• _Task to complete_: How many lines of the data include the string "Kerb"? State the number and nothing else.

• _Working data_:
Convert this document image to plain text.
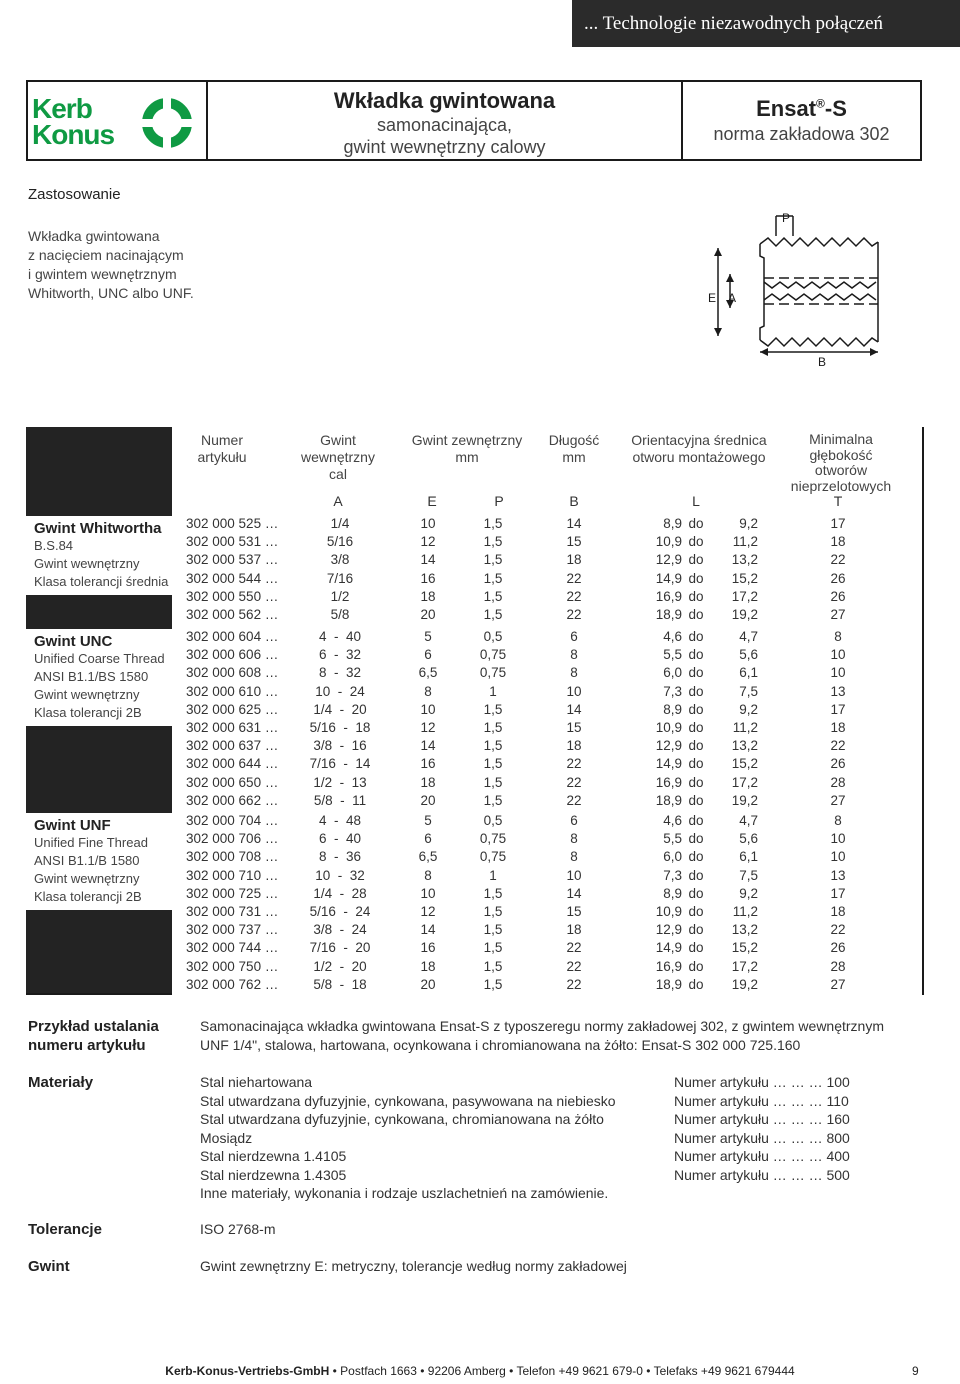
... Technologie niezawodnych połączeń
Kerb
Konus
Wkładka gwintowana
samonacinająca,
gwint wewnętrzny calowy
Ensat®-S
norma zakładowa 302
Zastosowanie
Wkładka gwintowana
z nacięciem nacinającym
i gwintem wewnętrznym
Whitworth, UNC albo UNF.
P
E A
B
Numer
artykułu
Gwint
wewnętrzny
cal
Gwint zewnętrzny
mm
Długość
mm
Orientacyjna średnica
otworu montażowego
Minimalna
głębokość
otworów
nieprzelotowych
A	E	P	B	L	T
Gwint Whitwortha
B.S.84
Gwint wewnętrzny
Klasa tolerancji średnia
302 000 525 …	1/4	10	1,5	14	8,9 do	9,2	17
302 000 531 …	5/16	12	1,5	15	10,9 do	11,2	18
302 000 537 …	3/8	14	1,5	18	12,9 do	13,2	22
302 000 544 …	7/16	16	1,5	22	14,9 do	15,2	26
302 000 550 …	1/2	18	1,5	22	16,9 do	17,2	26
302 000 562 …	5/8	20	1,5	22	18,9 do	19,2	27
Gwint UNC
Unified Coarse Thread
ANSI B1.1/BS 1580
Gwint wewnętrzny
Klasa tolerancji 2B
302 000 604 …	4  -  40	5	0,5	6	4,6 do	4,7	8
302 000 606 …	6  -  32	6	0,75	8	5,5 do	5,6	10
302 000 608 …	8  -  32	6,5	0,75	8	6,0 do	6,1	10
302 000 610 …	10  -  24	8	1	10	7,3 do	7,5	13
302 000 625 …	1/4  -  20	10	1,5	14	8,9 do	9,2	17
302 000 631 …	5/16  -  18	12	1,5	15	10,9 do	11,2	18
302 000 637 …	3/8  -  16	14	1,5	18	12,9 do	13,2	22
302 000 644 …	7/16  -  14	16	1,5	22	14,9 do	15,2	26
302 000 650 …	1/2  -  13	18	1,5	22	16,9 do	17,2	28
302 000 662 …	5/8  -  11	20	1,5	22	18,9 do	19,2	27
Gwint UNF
Unified Fine Thread
ANSI B1.1/B 1580
Gwint wewnętrzny
Klasa tolerancji 2B
302 000 704 …	4  -  48	5	0,5	6	4,6 do	4,7	8
302 000 706 …	6  -  40	6	0,75	8	5,5 do	5,6	10
302 000 708 …	8  -  36	6,5	0,75	8	6,0 do	6,1	10
302 000 710 …	10  -  32	8	1	10	7,3 do	7,5	13
302 000 725 …	1/4  -  28	10	1,5	14	8,9 do	9,2	17
302 000 731 …	5/16  -  24	12	1,5	15	10,9 do	11,2	18
302 000 737 …	3/8  -  24	14	1,5	18	12,9 do	13,2	22
302 000 744 …	7/16  -  20	16	1,5	22	14,9 do	15,2	26
302 000 750 …	1/2  -  20	18	1,5	22	16,9 do	17,2	28
302 000 762 …	5/8  -  18	20	1,5	22	18,9 do	19,2	27
Przykład ustalania
numeru artykułu
Samonacinająca wkładka gwintowana Ensat-S z typoszeregu normy zakładowej 302, z gwintem wewnętrznym
UNF 1/4", stalowa, hartowana, ocynkowana i chromianowana na żółto: Ensat-S 302 000 725.160
Materiały	Stal niehartowana	Numer artykułu … … … 100
Stal utwardzana dyfuzyjnie, cynkowana, pasywowana na niebiesko	Numer artykułu … … … 110
Stal utwardzana dyfuzyjnie, cynkowana, chromianowana na żółto	Numer artykułu … … … 160
Mosiądz	Numer artykułu … … … 800
Stal nierdzewna 1.4105	Numer artykułu … … … 400
Stal nierdzewna 1.4305	Numer artykułu … … … 500
Inne materiały, wykonania i rodzaje uszlachetnień na zamówienie.
Tolerancje	ISO 2768-m
Gwint	Gwint zewnętrzny E: metryczny, tolerancje według normy zakładowej
Kerb-Konus-Vertriebs-GmbH • Postfach 1663 • 92206 Amberg • Telefon +49 9621 679-0 • Telefaks +49 9621 679444	9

• _Problem solution_: 2